◆ **Work request**: From the entries below, copy every line that has the word "JSON".

◆ **Stored items from a collection**:
□ □ □ □ □
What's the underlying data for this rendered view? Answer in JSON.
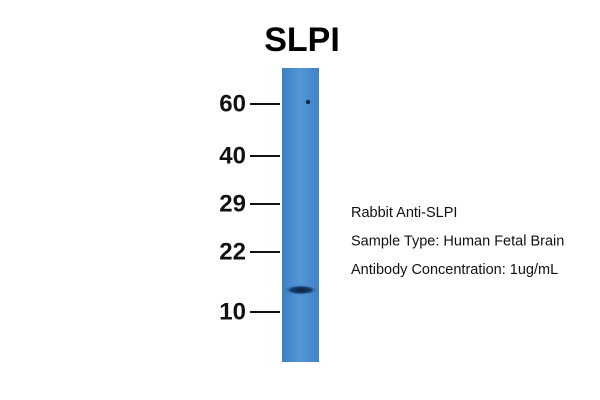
{
  "title": "SLPI",
  "markers": [
    60,
    40,
    29,
    22,
    10
  ],
  "annotations": [
    "Rabbit Anti-SLPI",
    "Sample Type: Human Fetal Brain",
    "Antibody Concentration: 1ug/mL"
  ]
}
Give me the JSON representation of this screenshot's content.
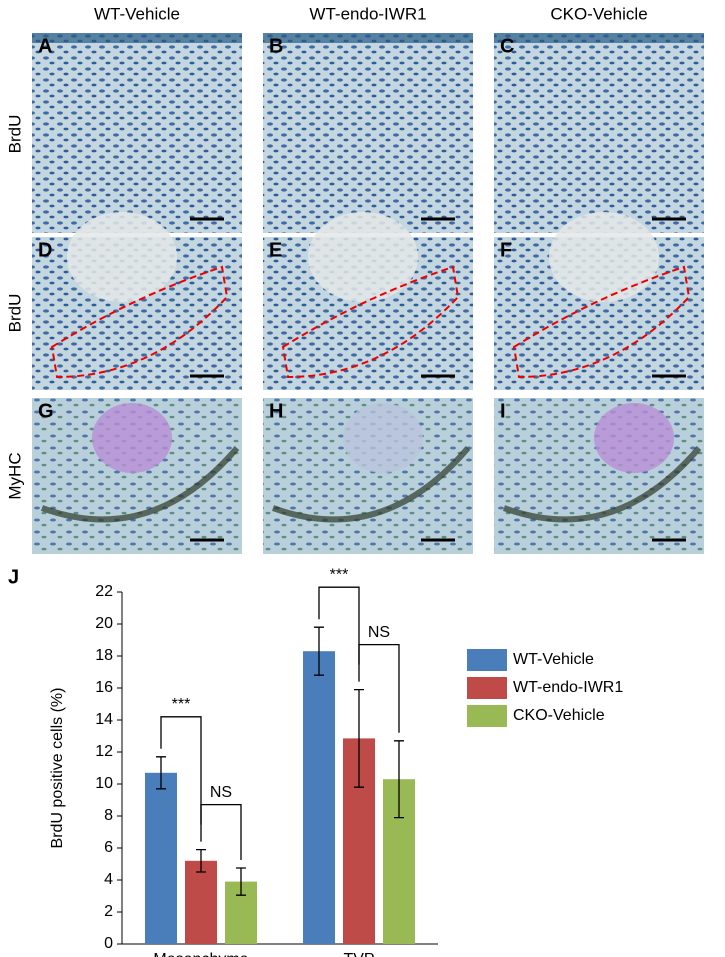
{
  "column_labels": [
    "WT-Vehicle",
    "WT-endo-IWR1",
    "CKO-Vehicle"
  ],
  "row_labels": [
    "BrdU",
    "BrdU",
    "MyHC"
  ],
  "panel_letters": [
    "A",
    "B",
    "C",
    "D",
    "E",
    "F",
    "G",
    "H",
    "I"
  ],
  "chart_data": {
    "type": "bar",
    "panel_letter": "J",
    "ylabel": "BrdU positive cells (%)",
    "categories": [
      "Mesenchyme",
      "TVP"
    ],
    "series": [
      {
        "name": "WT-Vehicle",
        "color": "#4a7ebb",
        "values": [
          10.7,
          18.3
        ],
        "errors": [
          1.0,
          1.5
        ]
      },
      {
        "name": "WT-endo-IWR1",
        "color": "#be4b48",
        "values": [
          5.2,
          12.85
        ],
        "errors": [
          0.7,
          3.05
        ]
      },
      {
        "name": "CKO-Vehicle",
        "color": "#98b954",
        "values": [
          3.9,
          10.3
        ],
        "errors": [
          0.85,
          2.4
        ]
      }
    ],
    "annotations": [
      "***",
      "NS",
      "***",
      "NS"
    ],
    "ylim": [
      0,
      22
    ],
    "yticks": [
      0,
      2,
      4,
      6,
      8,
      10,
      12,
      14,
      16,
      18,
      20,
      22
    ]
  }
}
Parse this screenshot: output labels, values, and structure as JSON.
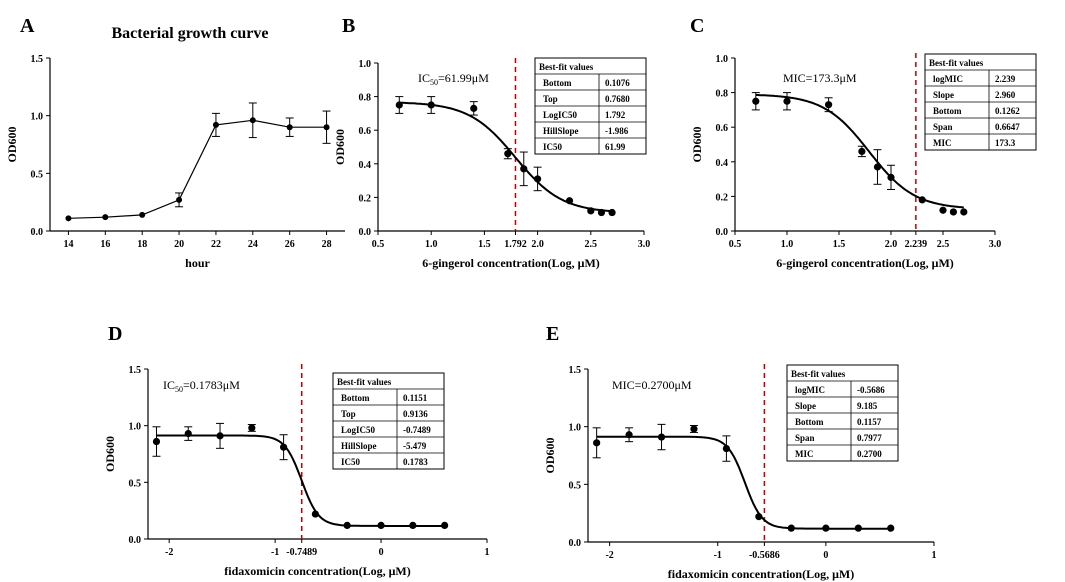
{
  "chart_data": [
    {
      "panel": "A",
      "type": "line",
      "title": "Bacterial growth curve",
      "xlabel": "hour",
      "ylabel": "OD600",
      "xlim": [
        13,
        29
      ],
      "ylim": [
        0,
        1.5
      ],
      "xticks": [
        14,
        16,
        18,
        20,
        22,
        24,
        26,
        28
      ],
      "xtick_labels": [
        "14",
        "16",
        "18",
        "20",
        "22",
        "24",
        "26",
        "28"
      ],
      "yticks": [
        0,
        0.5,
        1.0,
        1.5
      ],
      "ytick_labels": [
        "0.0",
        "0.5",
        "1.0",
        "1.5"
      ],
      "x": [
        14,
        16,
        18,
        20,
        22,
        24,
        26,
        28
      ],
      "y": [
        0.11,
        0.12,
        0.14,
        0.27,
        0.92,
        0.96,
        0.9,
        0.9
      ],
      "err": [
        0.0,
        0.0,
        0.0,
        0.06,
        0.1,
        0.15,
        0.08,
        0.14
      ]
    },
    {
      "panel": "B",
      "type": "scatter",
      "fit": {
        "model": "four-parameter logistic",
        "bottom": 0.1076,
        "top": 0.768,
        "logx50": 1.792,
        "hill": -1.986
      },
      "annotation_prefix": "IC",
      "annotation_sub": "50",
      "annotation_value": "=61.99μM",
      "xlabel": "6-gingerol concentration(Log, μM)",
      "ylabel": "OD600",
      "xlim": [
        0.5,
        3.0
      ],
      "ylim": [
        0,
        1.0
      ],
      "xticks": [
        0.5,
        1.0,
        1.5,
        1.792,
        2.0,
        2.5,
        3.0
      ],
      "xtick_labels": [
        "0.5",
        "1.0",
        "1.5",
        "1.792",
        "2.0",
        "2.5",
        "3.0"
      ],
      "yticks": [
        0,
        0.2,
        0.4,
        0.6,
        0.8,
        1.0
      ],
      "ytick_labels": [
        "0.0",
        "0.2",
        "0.4",
        "0.6",
        "0.8",
        "1.0"
      ],
      "vline": 1.792,
      "x": [
        0.7,
        1.0,
        1.4,
        1.72,
        1.87,
        2.0,
        2.3,
        2.5,
        2.6,
        2.7
      ],
      "y": [
        0.75,
        0.75,
        0.73,
        0.46,
        0.37,
        0.31,
        0.18,
        0.12,
        0.11,
        0.11
      ],
      "err": [
        0.05,
        0.05,
        0.04,
        0.03,
        0.1,
        0.07,
        0.0,
        0.0,
        0.0,
        0.0
      ],
      "table_header": "Best-fit values",
      "table": [
        [
          "Bottom",
          "0.1076"
        ],
        [
          "Top",
          "0.7680"
        ],
        [
          "LogIC50",
          "1.792"
        ],
        [
          "HillSlope",
          "-1.986"
        ],
        [
          "IC50",
          "61.99"
        ]
      ]
    },
    {
      "panel": "C",
      "type": "scatter",
      "fit": {
        "model": "four-parameter logistic",
        "bottom": 0.1262,
        "top": 0.7909,
        "logx50": 1.79,
        "hill": -1.986
      },
      "annotation_prefix": "MIC",
      "annotation_sub": "",
      "annotation_value": "=173.3μM",
      "xlabel": "6-gingerol concentration(Log, μM)",
      "ylabel": "OD600",
      "xlim": [
        0.5,
        3.0
      ],
      "ylim": [
        0,
        1.0
      ],
      "xticks": [
        0.5,
        1.0,
        1.5,
        2.0,
        2.239,
        2.5,
        3.0
      ],
      "xtick_labels": [
        "0.5",
        "1.0",
        "1.5",
        "2.0",
        "2.239",
        "2.5",
        "3.0"
      ],
      "yticks": [
        0,
        0.2,
        0.4,
        0.6,
        0.8,
        1.0
      ],
      "ytick_labels": [
        "0.0",
        "0.2",
        "0.4",
        "0.6",
        "0.8",
        "1.0"
      ],
      "vline": 2.239,
      "x": [
        0.7,
        1.0,
        1.4,
        1.72,
        1.87,
        2.0,
        2.3,
        2.5,
        2.6,
        2.7
      ],
      "y": [
        0.75,
        0.75,
        0.73,
        0.46,
        0.37,
        0.31,
        0.18,
        0.12,
        0.11,
        0.11
      ],
      "err": [
        0.05,
        0.05,
        0.04,
        0.03,
        0.1,
        0.07,
        0.0,
        0.0,
        0.0,
        0.0
      ],
      "table_header": "Best-fit values",
      "table": [
        [
          "logMIC",
          "2.239"
        ],
        [
          "Slope",
          "2.960"
        ],
        [
          "Bottom",
          "0.1262"
        ],
        [
          "Span",
          "0.6647"
        ],
        [
          "MIC",
          "173.3"
        ]
      ]
    },
    {
      "panel": "D",
      "type": "scatter",
      "fit": {
        "model": "four-parameter logistic",
        "bottom": 0.1151,
        "top": 0.9136,
        "logx50": -0.7489,
        "hill": -5.479
      },
      "annotation_prefix": "IC",
      "annotation_sub": "50",
      "annotation_value": "=0.1783μM",
      "xlabel": "fidaxomicin concentration(Log, μM)",
      "ylabel": "OD600",
      "xlim": [
        -2.2,
        1.0
      ],
      "ylim": [
        0,
        1.5
      ],
      "xticks": [
        -1,
        -0.7489,
        0,
        1
      ],
      "xtick_labels": [
        "-1",
        "-0.7489",
        "0",
        "1"
      ],
      "xticks_extra": [
        -2
      ],
      "xticks_extra_labels": [
        "-2"
      ],
      "yticks": [
        0,
        0.5,
        1.0,
        1.5
      ],
      "ytick_labels": [
        "0.0",
        "0.5",
        "1.0",
        "1.5"
      ],
      "vline": -0.7489,
      "x": [
        -2.12,
        -1.82,
        -1.52,
        -1.22,
        -0.92,
        -0.62,
        -0.32,
        0.0,
        0.3,
        0.6
      ],
      "y": [
        0.86,
        0.93,
        0.91,
        0.98,
        0.81,
        0.22,
        0.12,
        0.12,
        0.12,
        0.12
      ],
      "err": [
        0.13,
        0.06,
        0.11,
        0.03,
        0.11,
        0.0,
        0.0,
        0.0,
        0.0,
        0.0
      ],
      "table_header": "Best-fit values",
      "table": [
        [
          "Bottom",
          "0.1151"
        ],
        [
          "Top",
          "0.9136"
        ],
        [
          "LogIC50",
          "-0.7489"
        ],
        [
          "HillSlope",
          "-5.479"
        ],
        [
          "IC50",
          "0.1783"
        ]
      ]
    },
    {
      "panel": "E",
      "type": "scatter",
      "fit": {
        "model": "four-parameter logistic",
        "bottom": 0.1157,
        "top": 0.9134,
        "logx50": -0.7489,
        "hill": -5.479
      },
      "annotation_prefix": "MIC",
      "annotation_sub": "",
      "annotation_value": "=0.2700μM",
      "xlabel": "fidaxomicin concentration(Log, μM)",
      "ylabel": "OD600",
      "xlim": [
        -2.2,
        1.0
      ],
      "ylim": [
        0,
        1.5
      ],
      "xticks": [
        -1,
        -0.5686,
        0,
        1
      ],
      "xtick_labels": [
        "-1",
        "-0.5686",
        "0",
        "1"
      ],
      "xticks_extra": [
        -2
      ],
      "xticks_extra_labels": [
        "-2"
      ],
      "yticks": [
        0,
        0.5,
        1.0,
        1.5
      ],
      "ytick_labels": [
        "0.0",
        "0.5",
        "1.0",
        "1.5"
      ],
      "vline": -0.5686,
      "x": [
        -2.12,
        -1.82,
        -1.52,
        -1.22,
        -0.92,
        -0.62,
        -0.32,
        0.0,
        0.3,
        0.6
      ],
      "y": [
        0.86,
        0.93,
        0.91,
        0.98,
        0.81,
        0.22,
        0.12,
        0.12,
        0.12,
        0.12
      ],
      "err": [
        0.13,
        0.06,
        0.11,
        0.03,
        0.11,
        0.0,
        0.0,
        0.0,
        0.0,
        0.0
      ],
      "table_header": "Best-fit values",
      "table": [
        [
          "logMIC",
          "-0.5686"
        ],
        [
          "Slope",
          "9.185"
        ],
        [
          "Bottom",
          "0.1157"
        ],
        [
          "Span",
          "0.7977"
        ],
        [
          "MIC",
          "0.2700"
        ]
      ]
    }
  ],
  "colors": {
    "ink": "#000000",
    "threshold": "#c00000",
    "background": "#ffffff"
  }
}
□ □ □ □ □
◆ **Result for this exercise**:
What's the underlying data for this rendered view? Answer in JSON.
Give me the JSON representation of this screenshot's content.
Parse this screenshot: output labels, values, and structure as JSON.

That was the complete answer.